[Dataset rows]
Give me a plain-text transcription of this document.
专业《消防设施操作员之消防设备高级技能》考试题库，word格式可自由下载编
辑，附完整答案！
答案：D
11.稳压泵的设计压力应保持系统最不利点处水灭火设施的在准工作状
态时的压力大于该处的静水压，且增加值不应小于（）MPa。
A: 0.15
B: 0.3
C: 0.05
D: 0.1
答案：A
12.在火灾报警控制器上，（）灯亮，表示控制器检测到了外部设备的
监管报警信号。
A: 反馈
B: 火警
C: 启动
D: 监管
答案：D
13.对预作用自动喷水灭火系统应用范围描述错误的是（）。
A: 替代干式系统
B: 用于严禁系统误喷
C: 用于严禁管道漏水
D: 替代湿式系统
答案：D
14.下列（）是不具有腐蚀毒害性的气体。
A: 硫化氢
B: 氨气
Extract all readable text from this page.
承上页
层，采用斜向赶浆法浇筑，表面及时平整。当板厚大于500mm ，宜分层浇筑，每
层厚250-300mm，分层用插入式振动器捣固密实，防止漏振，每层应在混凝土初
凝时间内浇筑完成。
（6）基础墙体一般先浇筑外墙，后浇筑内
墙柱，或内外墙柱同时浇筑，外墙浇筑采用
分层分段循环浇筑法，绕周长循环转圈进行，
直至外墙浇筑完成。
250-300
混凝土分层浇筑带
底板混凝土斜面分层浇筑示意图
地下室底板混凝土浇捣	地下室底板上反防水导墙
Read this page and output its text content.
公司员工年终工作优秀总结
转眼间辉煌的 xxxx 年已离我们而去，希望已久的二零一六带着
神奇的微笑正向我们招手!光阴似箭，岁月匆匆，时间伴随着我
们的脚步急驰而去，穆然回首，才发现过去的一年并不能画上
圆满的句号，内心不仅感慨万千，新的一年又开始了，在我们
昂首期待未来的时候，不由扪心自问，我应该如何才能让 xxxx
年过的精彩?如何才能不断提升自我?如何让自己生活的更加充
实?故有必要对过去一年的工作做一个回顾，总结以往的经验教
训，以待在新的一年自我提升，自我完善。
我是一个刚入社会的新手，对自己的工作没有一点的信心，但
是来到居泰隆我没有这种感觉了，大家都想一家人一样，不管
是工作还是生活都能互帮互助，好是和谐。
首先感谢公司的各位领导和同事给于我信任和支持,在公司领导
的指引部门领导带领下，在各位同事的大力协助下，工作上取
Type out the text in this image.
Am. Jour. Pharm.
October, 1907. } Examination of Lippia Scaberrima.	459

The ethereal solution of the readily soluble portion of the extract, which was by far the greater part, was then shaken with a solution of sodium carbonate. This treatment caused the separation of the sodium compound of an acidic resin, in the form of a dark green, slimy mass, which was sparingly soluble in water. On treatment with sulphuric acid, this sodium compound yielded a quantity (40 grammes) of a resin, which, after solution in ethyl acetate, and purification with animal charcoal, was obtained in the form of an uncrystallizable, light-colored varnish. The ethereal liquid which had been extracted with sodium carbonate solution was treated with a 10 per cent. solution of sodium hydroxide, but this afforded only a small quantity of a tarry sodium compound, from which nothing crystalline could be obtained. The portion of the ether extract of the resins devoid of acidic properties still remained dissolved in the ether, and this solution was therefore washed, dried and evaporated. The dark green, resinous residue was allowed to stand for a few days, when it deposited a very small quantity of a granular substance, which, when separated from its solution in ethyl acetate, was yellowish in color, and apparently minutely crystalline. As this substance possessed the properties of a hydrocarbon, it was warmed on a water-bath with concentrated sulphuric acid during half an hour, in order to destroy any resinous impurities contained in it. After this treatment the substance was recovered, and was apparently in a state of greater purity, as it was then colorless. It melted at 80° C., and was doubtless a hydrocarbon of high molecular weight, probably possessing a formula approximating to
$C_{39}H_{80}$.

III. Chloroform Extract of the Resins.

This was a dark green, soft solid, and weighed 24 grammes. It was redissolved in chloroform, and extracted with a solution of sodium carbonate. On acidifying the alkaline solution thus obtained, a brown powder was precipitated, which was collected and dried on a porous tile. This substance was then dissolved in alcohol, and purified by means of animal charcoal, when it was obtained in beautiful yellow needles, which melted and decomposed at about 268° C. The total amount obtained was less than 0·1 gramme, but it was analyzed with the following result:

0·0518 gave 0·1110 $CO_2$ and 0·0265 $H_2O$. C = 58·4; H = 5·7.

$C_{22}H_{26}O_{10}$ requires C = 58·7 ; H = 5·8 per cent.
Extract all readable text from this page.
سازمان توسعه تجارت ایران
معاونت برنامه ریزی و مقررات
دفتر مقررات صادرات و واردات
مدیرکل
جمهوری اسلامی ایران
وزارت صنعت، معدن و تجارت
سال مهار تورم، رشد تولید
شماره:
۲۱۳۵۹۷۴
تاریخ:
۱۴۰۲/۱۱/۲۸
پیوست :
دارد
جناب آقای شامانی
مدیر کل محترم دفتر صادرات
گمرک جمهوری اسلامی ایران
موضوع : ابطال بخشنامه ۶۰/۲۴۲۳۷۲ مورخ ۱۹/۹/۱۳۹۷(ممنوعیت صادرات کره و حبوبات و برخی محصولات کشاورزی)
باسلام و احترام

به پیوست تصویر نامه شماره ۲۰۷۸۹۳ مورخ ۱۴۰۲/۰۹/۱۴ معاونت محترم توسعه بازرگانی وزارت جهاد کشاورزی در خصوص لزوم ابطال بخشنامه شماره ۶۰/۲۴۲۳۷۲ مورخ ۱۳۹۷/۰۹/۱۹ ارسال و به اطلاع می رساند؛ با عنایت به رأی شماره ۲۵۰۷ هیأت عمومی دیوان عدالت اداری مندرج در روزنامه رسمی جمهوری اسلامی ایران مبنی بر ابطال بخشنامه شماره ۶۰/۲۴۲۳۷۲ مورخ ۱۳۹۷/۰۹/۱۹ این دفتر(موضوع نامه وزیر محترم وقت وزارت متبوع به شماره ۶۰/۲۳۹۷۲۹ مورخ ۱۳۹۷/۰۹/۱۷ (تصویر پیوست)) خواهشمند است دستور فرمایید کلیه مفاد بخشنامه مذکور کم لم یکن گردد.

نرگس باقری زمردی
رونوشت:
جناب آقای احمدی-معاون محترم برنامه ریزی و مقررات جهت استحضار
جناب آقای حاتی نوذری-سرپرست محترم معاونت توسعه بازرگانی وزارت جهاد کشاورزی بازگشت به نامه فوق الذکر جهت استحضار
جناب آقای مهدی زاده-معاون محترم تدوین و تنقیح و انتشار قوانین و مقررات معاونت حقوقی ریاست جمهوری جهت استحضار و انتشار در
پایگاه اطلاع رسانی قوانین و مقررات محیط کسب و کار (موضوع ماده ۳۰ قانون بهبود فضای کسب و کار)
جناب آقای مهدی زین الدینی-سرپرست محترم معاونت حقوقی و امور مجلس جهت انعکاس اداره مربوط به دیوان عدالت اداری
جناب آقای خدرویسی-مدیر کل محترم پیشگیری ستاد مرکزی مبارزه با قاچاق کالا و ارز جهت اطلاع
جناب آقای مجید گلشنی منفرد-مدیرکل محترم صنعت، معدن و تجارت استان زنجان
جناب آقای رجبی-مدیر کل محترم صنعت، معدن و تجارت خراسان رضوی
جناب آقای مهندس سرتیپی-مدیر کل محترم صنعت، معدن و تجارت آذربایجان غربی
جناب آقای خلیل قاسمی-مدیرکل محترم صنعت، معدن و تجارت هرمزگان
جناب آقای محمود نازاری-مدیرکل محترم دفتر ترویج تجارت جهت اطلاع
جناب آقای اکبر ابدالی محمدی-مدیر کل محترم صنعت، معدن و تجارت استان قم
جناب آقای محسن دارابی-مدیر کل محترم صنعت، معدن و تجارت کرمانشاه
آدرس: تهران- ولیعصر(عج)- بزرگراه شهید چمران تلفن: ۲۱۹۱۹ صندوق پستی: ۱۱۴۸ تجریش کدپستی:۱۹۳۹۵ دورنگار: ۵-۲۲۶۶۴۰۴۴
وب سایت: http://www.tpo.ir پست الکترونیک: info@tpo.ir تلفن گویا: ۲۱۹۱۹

(PROBLEM): Check every line of the data, and copy the ones that contain "بخشنامه".

(TASK OUTPUT):
موضوع : ابطال بخشنامه ۶۰/۲۴۲۳۷۲ مورخ ۱۹/۹/۱۳۹۷(ممنوعیت صادرات کره و حبوبات و برخی محصولات کشاورزی)
به پیوست تصویر نامه شماره ۲۰۷۸۹۳ مورخ ۱۴۰۲/۰۹/۱۴ معاونت محترم توسعه بازرگانی وزارت جهاد کشاورزی در خصوص لزوم ابطال بخشنامه شماره ۶۰/۲۴۲۳۷۲ مورخ ۱۳۹۷/۰۹/۱۹ ارسال و به اطلاع می رساند؛ با عنایت به رأی شماره ۲۵۰۷ هیأت عمومی دیوان عدالت اداری مندرج در روزنامه رسمی جمهوری اسلامی ایران مبنی بر ابطال بخشنامه شماره ۶۰/۲۴۲۳۷۲ مورخ ۱۳۹۷/۰۹/۱۹ این دفتر(موضوع نامه وزیر محترم وقت وزارت متبوع به شماره ۶۰/۲۳۹۷۲۹ مورخ ۱۳۹۷/۰۹/۱۷ (تصویر پیوست)) خواهشمند است دستور فرمایید کلیه مفاد بخشنامه مذکور کم لم یکن گردد.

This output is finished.